◆ **WRITTEN TASK**:
Find each line with the string "површини" and copy it.

◆ **INFORMATION GIVEN**:
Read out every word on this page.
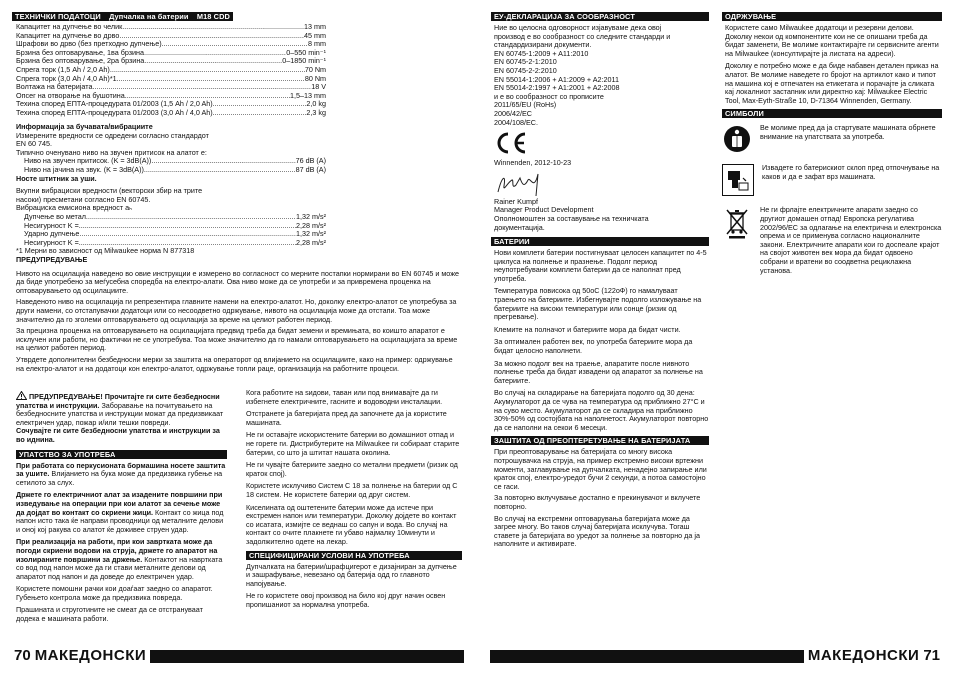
ТЕХНИЧКИ ПОДАТОЦИ Дупчалка на батерии M18 CDD
Капацитет на дупчење во челик .....	13 mm
Капацитет на дупчење во дрво .....	45 mm
Шрафови во дрво (без претходно дупчење) .....	8 mm
Брзина без оптоварување, 1ва брзина .....	0–550 min⁻¹
Брзина без оптоварување, 2ра брзина .....	0–1850 min⁻¹
Спрега торк (1,5 Ah / 2,0 Ah) .....	70 Nm
Спрега торк (3,0 Ah / 4,0 Ah)*1 .....	80 Nm
Волтажа на батеријата .....	18 V
Опсег на отворање на бушотина .....	1,5–13 mm
Техина според ЕПТА-процедурата 01/2003 (1,5 Ah / 2,0 Ah) .....	2,0 kg
Техина според ЕПТА-процедурата 01/2003 (3,0 Ah / 4,0 Ah) .....	2,3 kg

Информација за бучавата/вибрациите

Измерените вредности се одредени согласно стандардот

EN 60 745.

Типично оченувано ниво на звучен притисок на алатот е:

Ниво на звучен притисок. (K = 3dB(A)) .....	76 dB (A)
Ниво на јачина на звук. (K = 3dB(A)) .....	87 dB (A)

Носте штитник за уши.

Вкупни вибрациски вредности (векторски збир на трите

насоки) пресметани согласно EN 60745.

Вибрациска емисиона вредност aₕ

Дупчење во метал .....	1,32 m/s²
Несигурност K = .....	2,28 m/s²
Ударно дупчење .....	1,32 m/s²
Несигурност K = .....	2,28 m/s²

*1 Мерни во зависност од Milwaukee норма N 877318

ПРЕДУПРЕДУВАЊЕ

Нивото на осцилација наведено во овие инструкции е измерено во согласност со мерните постапки нормирани во EN 60745 и може да биде употребено за меѓусебна споредба на електро-алати. Ова ниво може да се употреби и за привремена проценка на оптоварувањето од осцилациите.

Наведеното ниво на осцилација ги репрезентира главните намени на електро-алатот. Но, доколку електро-алатот се употребува за други намени, со отстапувачки додатоци или со несоодветно одржување, нивото на осцилација може да отстапи. Тоа може значително да го зголеми оптоварувањето од осцилација за време на целиот работен период.

За прецизна проценка на оптоварувањето на осцилацијата предвид треба да бидат земени и времињата, во коишто апаратот е исклучен или работи, но фактички не се употребува. Тоа може значително да го намали оптоварувањето на осцилацијата за време на целиот работен период.

Утврдете дополнителни безбедносни мерки за заштита на операторот од влијанието на осцилациите, како на пример: одржување на електро-алатот и на додатоци кон електро-алатот, одржување топли раце, организација на работните процеси.

ПРЕДУПРЕДУВАЊЕ! Прочитајте ги сите безбедносни упатства и инструкции. Заборавање на почитувањето на безбедносните упатства и инструкции можат да предизвикаат електричен удар, пожар и/или тешки повреди.

Сочувајте ги сите безбедносни упатства и инструкции за во иднина.

УПАТСТВО ЗА УПОТРЕБА

При работата со перкусионата бормашина носете заштита за ушите. Влијанието на бука може да предизвика губење на сетилото за слух.

Држете го електричниот алат за изадените површини при изведување на операции при кои алатот за сечење може да дојдат во контакт со скриени жици. Контакт со жица под напон исто така ќе направи проводници од металните делови и оној кој ракува со алатот ќе доживее струен удар.

При реализација на работи, при кои завртката може да погоди скриени водови на струја, држете го апаратот на изолираните површини за држење. Контактот на навртката со вод под напон може да ги стави металните делови од апаратот под напон и да доведе до електричен удар.

Користете помошни рачки кои доаѓаат заедно со апаратот. Губењето контрола може да предизвика повреда.

Прашината и струготините не смеат да се отстрануваат додека е машината работи.

Кога работите на ѕидови, таван или под внимавајте да ги избегнете електричните, гасните и водоводни инсталации.

Отстранете ја батеријата пред да започнете да ја користите машината.

Не ги оставајте искористените батерии во домашниот отпад и не горете ги. Дистрибутерите на Milwaukee ги собираат старите батерии, со што ја штитат нашата околина.

Не ги чувајте батериите заедно со метални предмети (ризик од краток спој).

Користете исклучиво Систем C 18 за полнење на батерии од C 18 систем. Не користете батерии од друг систем.

Киселината од оштетените батерии може да истече при екстремен напон или температури. Доколку дојдете во контакт со исатата, измијте се веднаш со сапун и вода. Во случај на контакт со очите плакнете ги убаво најмалку 10минути и задолжително одете на лекар.

СПЕЦИФИЦИРАНИ УСЛОВИ НА УПОТРЕБА

Дупчалката на батерии/шрафцигерот е дизајниран за дупчење и зашрафување, невезано од батерија одд го главното напојување.

Не го користете овој производ на било кој друг начин освен пропишаниот за нормална употреба.

70 МАКЕДОНСКИ
ЕУ-ДЕКЛАРАЦИЈА ЗА СООБРАЗНОСТ

Ние во целосна одговорност изјавуваме дека овој

производ е во сообразност со следните стандарди и

стандардизирани документи.

EN 60745-1:2009 + A11:2010

EN 60745-2-1:2010

EN 60745-2-2:2010

EN 55014-1:2006 + A1:2009 + A2:2011

EN 55014-2:1997 + A1:2001 + A2:2008

и е во сообразност со прописите

2011/65/EU (RoHs)

2006/42/EC

2004/108/EC.

Winnenden, 2012-10-23

Rainer Kumpf

Manager Product Development

Ополномоштен за составување на техничката

документација.

БАТЕРИИ

Нови комплети батерии постигнуваат целосен капацитет по 4-5 циклуса на полнење и празнење. Подолг период неупотребувани комплети батерии да се наполнат пред употреба.

Температура повисока од 50oC (122oФ) го намалуваат траењето на батериите. Избегнувајте подолго изложување на батериите на високи температури или сонце (ризик од прегревање).

Клемите на полначот и батериите мора да бидат чисти.

За оптимален работен век, по употреба батериите мора да бидат целосно наполнети.

За можно подолг век на траење, апаратите после нивното полнење треба да бидат извадени од апаратот за полнење на батериите.

Во случај на складирање на батеријата подолго од 30 дена: Акумулаторот да се чува на температура од приближно 27°C и на суво место. Акумулаторот да се складира на приближно 30%-50% од состојбата на наполнетост. Акумулаторот повторно да се наполни на секои 6 месеци.

ЗАШТИТА ОД ПРЕОПТЕРЕТУВАЊЕ НА БАТЕРИЈАТА

При преоптоварување на батеријата со многу висока потрошувачка на струја, на пример екстремно високи вртежни моменти, заглавување на дупчалката, ненадејно запирање или краток спој, електро-уредот бучи 2 секунди, а потоа самостојно се гаси.

За повторно вклучување достапно е прекинувачот и вклучете повторно.

Во случај на екстремни оптоварувања батеријата може да загрее многу. Во таков случај батеријата исклучува. Тогаш ставете ја батеријата во уредот за полнење за повторно да ја наполните и активирате.

ОДРЖУВАЊЕ

Користете само Milwaukee додатоци и резервни делови. Доколку некои од компонентите кои не се опишани треба да бидат заменети, Ве молиме контактирајте ги сервисните агенти на Milwaukee (консултирајте ја листата на адреси).

Доколку е потребно може е да биде набавен детален приказ на алатот. Ве молиме наведете го бројот на артиклот како и типот на машина кој е отпечатен на етикетата и порачајте ја сликата кај локалниот застапник или директно кај: Milwaukee Electric Tool, Max-Eyth-Straße 10, D-71364 Winnenden, Germany.

СИМБОЛИ

Ве молиме пред да ја стартувате машината обрнете внимание на упатствата за употреба.

Извадете го батерискиот склоп пред отпочнување на каков и да е зафат врз машината.

Не ги фрлајте електричните апарати заедно со другиот домашен отпад! Европска регулатива 2002/96/EC за одлагање на електрична и електронска опрема и се применува согласно националните закони. Електричните апарати кои го доспеале крајот на својот животен век мора да бидат одвоено собрани и вратени во соодветна рециклажна установа.

МАКЕДОНСКИ 71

◆ **RESPONSE TO THIS TASK**:
Држете го електричниот алат за изадените површини при изведување на операции при кои алатот за сечење може да дојдат во контакт со скриени жици. Контакт со жица под напон исто така ќе направи проводници од металните делови и оној кој ракува со алатот ќе доживее струен удар.
При реализација на работи, при кои завртката може да погоди скриени водови на струја, држете го апаратот на изолираните површини за држење. Контактот на навртката со вод под напон може да ги стави металните делови од апаратот под напон и да доведе до електричен удар.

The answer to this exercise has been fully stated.